Look through the material below for "duplr". Copy every line that contains it.

####################

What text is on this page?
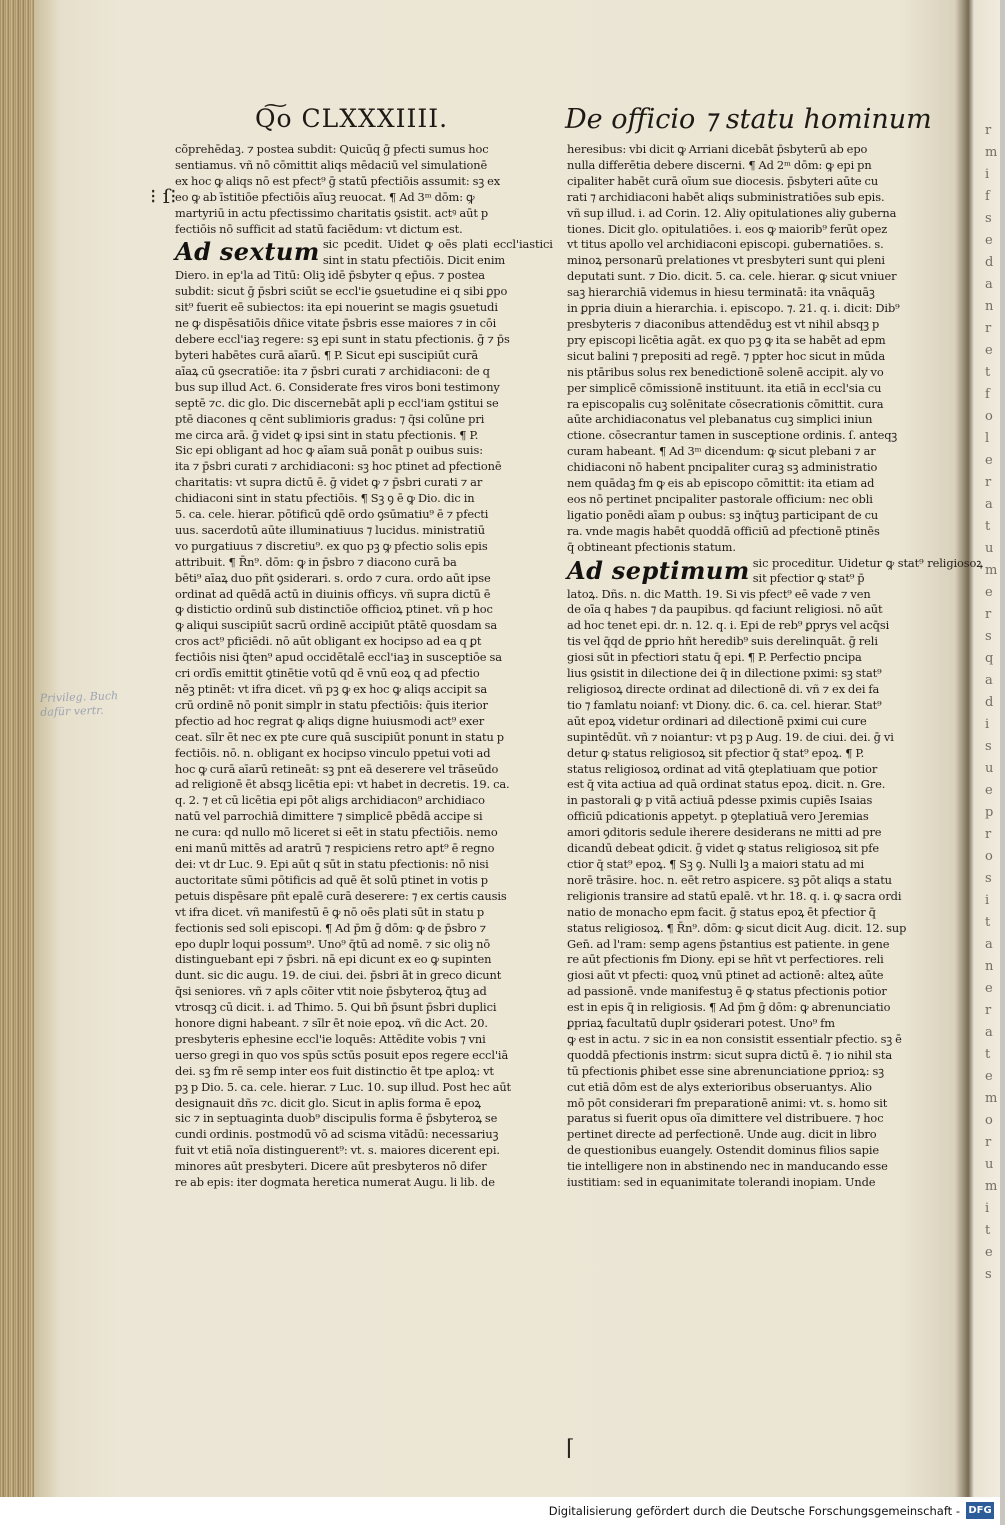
Q͠o CLXXXIIII.	De officio ⁊ statu hominum
⁝ ſ⁝
Privileg. Buch dafür vertr.
⌈
cõprehēdaꝫ. ⁊ postea subdit: Quicūq ḡ pfecti sumus hoc
sentiamus. vñ nō cōmittit aliqs mēdaciū vel simulationē
ex hoc ꝙ aliqs nō est pfect⁹ ḡ statū pfectiōis assumit: sꝫ ex
eo ꝙ ab īstitiōe pfectiōis aīuꝫ reuocat. ¶ Ad 3ᵐ dōm: ꝙ
martyriū in actu pfectissimo charitatis ꝯsistit. actꝰ aūt p
fectiōis nō sufficit ad statū faciēdum: vt dictum est.
Ad sextum sic pcedit. Uidet ꝙ oēs plati eccl'iastici sint in statu pfectiōis. Dicit enim
Diero. in ep'la ad Titū: Oliꝫ idē p̄sbyter q ep̄us. ⁊ postea
subdit: sicut ḡ p̄sbri sciūt se eccl'ie ꝯsuetudine ei q sibi ꝑpo
sit⁹ fuerit eē subiectos: ita epi nouerint se magis ꝯsuetudi
ne ꝙ dispēsatiōis dñice vitate p̄sbris esse maiores ⁊ in cōi
debere eccl'iaꝫ regere: sꝫ epi sunt in statu pfectionis. ḡ ⁊ p̄s
byteri habētes curā aīarū. ¶ P. Sicut epi suscipiūt curā
aīaꝝ cū ꝯsecratiōe: ita ⁊ p̄sbri curati ⁊ archidiaconi: de q
bus sup illud Act. 6. Considerate fres viros boni testimony
septē ⁊c. dic glo. Dic discernebāt apli p eccl'iam ꝯstitui se
ptē diacones q cēnt sublimioris gradus: ⁊ q̄si colūne pri
me circa arā. ḡ videt ꝙ ipsi sint in statu pfectionis. ¶ P.
Sic epi obligant ad hoc ꝙ aīam suā ponāt p ouibus suis:
ita ⁊ p̄sbri curati ⁊ archidiaconi: sꝫ hoc ptinet ad pfectionē
charitatis: vt supra dictū ē. ḡ videt ꝙ ⁊ p̄sbri curati ⁊ ar
chidiaconi sint in statu pfectiōis. ¶ Sꝫ ꝯ ē ꝙ Dio. dic in
5. ca. cele. hierar. pōtificū qdē ordo ꝯsūmatiu⁹ ē ⁊ pfecti
uus. sacerdotū aūte illuminatiuus ⁊ lucidus. ministratiū
vo purgatiuus ⁊ discretiu⁹. ex quo pꝫ ꝙ pfectio solis epis
attribuit. ¶ R̄n⁹. dōm: ꝙ in p̄sbro ⁊ diacono curā ba
bēti⁹ aīaꝝ duo pñt ꝯsiderari. s. ordo ⁊ cura. ordo aūt ipse
ordinat ad quēdā actū in diuinis officys. vñ supra dictū ē
ꝙ distictio ordinū sub distinctiōe officioꝝ ptinet. vñ p hoc
ꝙ aliqui suscipiūt sacrū ordinē accipiūt ptātē quosdam sa
cros act⁹ pficiēdi. nō aūt obligant ex hocipso ad ea q ꝑt
fectiōis nisi q̄ten⁹ apud occidētalē eccl'iaꝫ in susceptiōe sa
cri ordīs emittit ꝯtinētie votū qd ē vnū eoꝝ q ad pfectio
nēꝫ ptinēt: vt ifra dicet. vñ pꝫ ꝙ ex hoc ꝙ aliqs accipit sa
crū ordinē nō ponit simplr in statu pfectiōis: q̄uis iterior
pfectio ad hoc regrat ꝙ aliqs digne huiusmodi act⁹ exer
ceat. sīlr ēt nec ex pte cure quā suscipiūt ponunt in statu p
fectiōis. nō. n. obligant ex hocipso vinculo ppetui voti ad
hoc ꝙ curā aīarū retineāt: sꝫ pnt eā deserere vel trāseūdo
ad religionē ēt absqꝫ licētia epi: vt habet in decretis. 19. ca.
q. 2. ⁊ et cū licētia epi pōt aligs archidiacon⁹ archidiaco
natū vel parrochiā dimittere ⁊ simplicē pbēdā accipe si
ne cura: qd nullo mō liceret si eēt in statu pfectiōis. nemo
eni manū mittēs ad aratrū ⁊ respiciens retro apt⁹ ē regno
dei: vt dr Luc. 9. Epi aūt q sūt in statu pfectionis: nō nisi
auctoritate sūmi pōtificis ad quē ēt solū ptinet in votis p
petuis dispēsare pñt epalē curā deserere: ⁊ ex certis causis
vt ifra dicet. vñ manifestū ē ꝙ nō oēs plati sūt in statu p
fectionis sed soli episcopi. ¶ Ad p̄m ḡ dōm: ꝙ de p̄sbro ⁊
epo duplr loqui possum⁹. Uno⁹ q̄tū ad nomē. ⁊ sic oliꝫ nō
distinguebant epi ⁊ p̄sbri. nā epi dicunt ex eo ꝙ supinten
dunt. sic dic augu. 19. de ciui. dei. p̄sbri āt in greco dicunt
q̄si seniores. vñ ⁊ apls cōiter vtit noie p̄sbyteroꝝ q̄tuꝫ ad
vtrosqꝫ cū dicit. i. ad Thimo. 5. Qui bñ p̄sunt p̄sbri duplici
honore digni habeant. ⁊ sīlr ēt noie epoꝝ. vñ dic Act. 20.
presbyteris ephesine eccl'ie loquēs: Attēdite vobis ⁊ vni
uerso gregi in quo vos spūs sctūs posuit epos regere eccl'iā
dei. sꝫ fm rē semp inter eos fuit distinctio ēt tpe aploꝝ: vt
pꝫ p Dio. 5. ca. cele. hierar. ⁊ Luc. 10. sup illud. Post hec aūt
designauit dñs ⁊c. dicit glo. Sicut in aplis forma ē epoꝝ
sic ⁊ in septuaginta duob⁹ discipulis forma ē p̄sbyteroꝝ se
cundi ordinis. postmodū vō ad scisma vitādū: necessariuꝫ
fuit vt etiā noīa distinguerent⁹: vt. s. maiores dicerent epi.
minores aūt presbyteri. Dicere aūt presbyteros nō difer
re ab epis: iter dogmata heretica numerat Augu. li lib. de
heresibus: vbi dicit ꝙ Arriani dicebāt p̄sbyterū ab epo
nulla differētia debere discerni. ¶ Ad 2ᵐ dōm: ꝙ epi pn
cipaliter habēt curā oīum sue diocesis. p̄sbyteri aūte cu
rati ⁊ archidiaconi habēt aliqs subministratiōes sub epis.
vñ sup illud. i. ad Corin. 12. Aliy opitulationes aliy guberna
tiones. Dicit glo. opitulatiōes. i. eos ꝙ maiorib⁹ ferūt opez
vt titus apollo vel archidiaconi episcopi. gubernatiōes. s.
minoꝝ personarū prelationes vt presbyteri sunt qui pleni
deputati sunt. ⁊ Dio. dicit. 5. ca. cele. hierar. ꝙ sicut vniuer
saꝫ hierarchiā videmus in hiesu terminatā: ita vnāquāꝫ
in ꝑpria diuin a hierarchia. i. episcopo. ⁊. 21. q. i. dicit: Dib⁹
presbyteris ⁊ diaconibus attendēduꝫ est vt nihil absqꝫ p
pry episcopi licētia agāt. ex quo pꝫ ꝙ ita se habēt ad epm
sicut balini ⁊ prepositi ad regē. ⁊ ppter hoc sicut in mūda
nis ptāribus solus rex benedictionē solenē accipit. aly vo
per simplicē cōmissionē instituunt. ita etiā in eccl'sia cu
ra episcopalis cuꝫ solēnitate cōsecrationis cōmittit. cura
aūte archidiaconatus vel plebanatus cuꝫ simplici iniun
ctione. cōsecrantur tamen in susceptione ordinis. ſ. anteqꝫ
curam habeant. ¶ Ad 3ᵐ dicendum: ꝙ sicut plebani ⁊ ar
chidiaconi nō habent pncipaliter curaꝫ sꝫ administratio
nem quādaꝫ fm ꝙ eis ab episcopo cōmittit: ita etiam ad
eos nō pertinet pncipaliter pastorale officium: nec obli
ligatio ponēdi aīam p oubus: sꝫ inq̄tuꝫ participant de cu
ra. vnde magis habēt quoddā officiū ad pfectionē ptinēs
q̄ obtineant pfectionis statum.
Ad septimum sic proceditur. Uidetur ꝙ stat⁹ religiosoꝝ sit pfectior ꝙ stat⁹ p̄
latoꝝ. Dñs. n. dic Matth. 19. Si vis pfect⁹ eē vade ⁊ ven
de oīa q habes ⁊ da paupibus. qd faciunt religiosi. nō aūt
ad hoc tenet epi. dr. n. 12. q. i. Epi de reb⁹ ꝑprys vel acq̄si
tis vel q̄qd de ꝑprio hñt heredib⁹ suis derelinquāt. ḡ reli
giosi sūt in pfectiori statu q̄ epi. ¶ P. Perfectio pncipa
lius ꝯsistit in dilectione dei q̄ in dilectione pximi: sꝫ stat⁹
religiosoꝝ directe ordinat ad dilectionē di. vñ ⁊ ex dei fa
tio ⁊ famlatu noianf: vt Diony. dic. 6. ca. cel. hierar. Stat⁹
aūt epoꝝ videtur ordinari ad dilectionē pximi cui cure
supintēdūt. vñ ⁊ noiantur: vt pꝫ p Aug. 19. de ciui. dei. ḡ vi
detur ꝙ status religiosoꝝ sit pfectior q̄ stat⁹ epoꝝ. ¶ P.
status religiosoꝝ ordinat ad vitā ꝯteplatiuam que potior
est q̄ vita actiua ad quā ordinat status epoꝝ. dicit. n. Gre.
in pastorali ꝙ p vitā actiuā pdesse pximis cupiēs Isaias
officiū pdicationis appetyt. p ꝯteplatiuā vero Jeremias
amori ꝯditoris sedule iherere desiderans ne mitti ad pre
dicandū debeat ꝯdicit. ḡ videt ꝙ status religiosoꝝ sit pfe
ctior q̄ stat⁹ epoꝝ. ¶ Sꝫ ꝯ. Nulli lꝫ a maiori statu ad mi
norē trāsire. hoc. n. eēt retro aspicere. sꝫ pōt aliqs a statu
religionis transire ad statū epalē. vt hr. 18. q. i. ꝙ sacra ordi
natio de monacho epm facit. ḡ status epoꝝ ēt pfectior q̄
status religiosoꝝ. ¶ R̄n⁹. dōm: ꝙ sicut dicit Aug. dicit. 12. sup
Gen̄. ad l'ram: semp agens p̄stantius est patiente. in gene
re aūt pfectionis fm Diony. epi se hñt vt perfectiores. reli
giosi aūt vt pfecti: quoꝝ vnū ptinet ad actionē: alteꝝ aūte
ad passionē. vnde manifestuꝫ ē ꝙ status pfectionis potior
est in epis q̄ in religiosis. ¶ Ad p̄m ḡ dōm: ꝙ abrenunciatio
ꝑpriaꝝ facultatū duplr ꝯsiderari potest. Uno⁹ fm
ꝙ est in actu. ⁊ sic in ea non consistit essentialr pfectio. sꝫ ē
quoddā pfectionis instrm: sicut supra dictū ē. ⁊ io nihil sta
tū pfectionis ꝑhibet esse sine abrenunciatione ꝑprioꝝ: sꝫ
cut etiā dōm est de alys exterioribus obseruantys. Alio
mō pōt considerari fm preparationē animi: vt. s. homo sit
paratus si fuerit opus oīa dimittere vel distribuere. ⁊ hoc
pertinet directe ad perfectionē. Unde aug. dicit in libro
de questionibus euangely. Ostendit dominus filios sapie
tie intelligere non in abstinendo nec in manducando esse
iustitiam: sed in equanimitate tolerandi inopiam. Unde
r
m
i
f
s
e
d
a
n
r
e
t
f
o
l
e
r
a
t
u
m
e
r
s
q
a
d
i
s
u
e
p
r
o
s
i
t
a
n
e
r
a
t
e
m
o
r
u
m
i
t
e
s
Digitalisierung gefördert durch die Deutsche Forschungsgemeinschaft - DFG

####################

- _RESULT BELOW_:
epo duplr loqui possum⁹. Uno⁹ q̄tū ad nomē. ⁊ sic oliꝫ nō
ꝑpriaꝝ facultatū duplr ꝯsiderari potest. Uno⁹ fm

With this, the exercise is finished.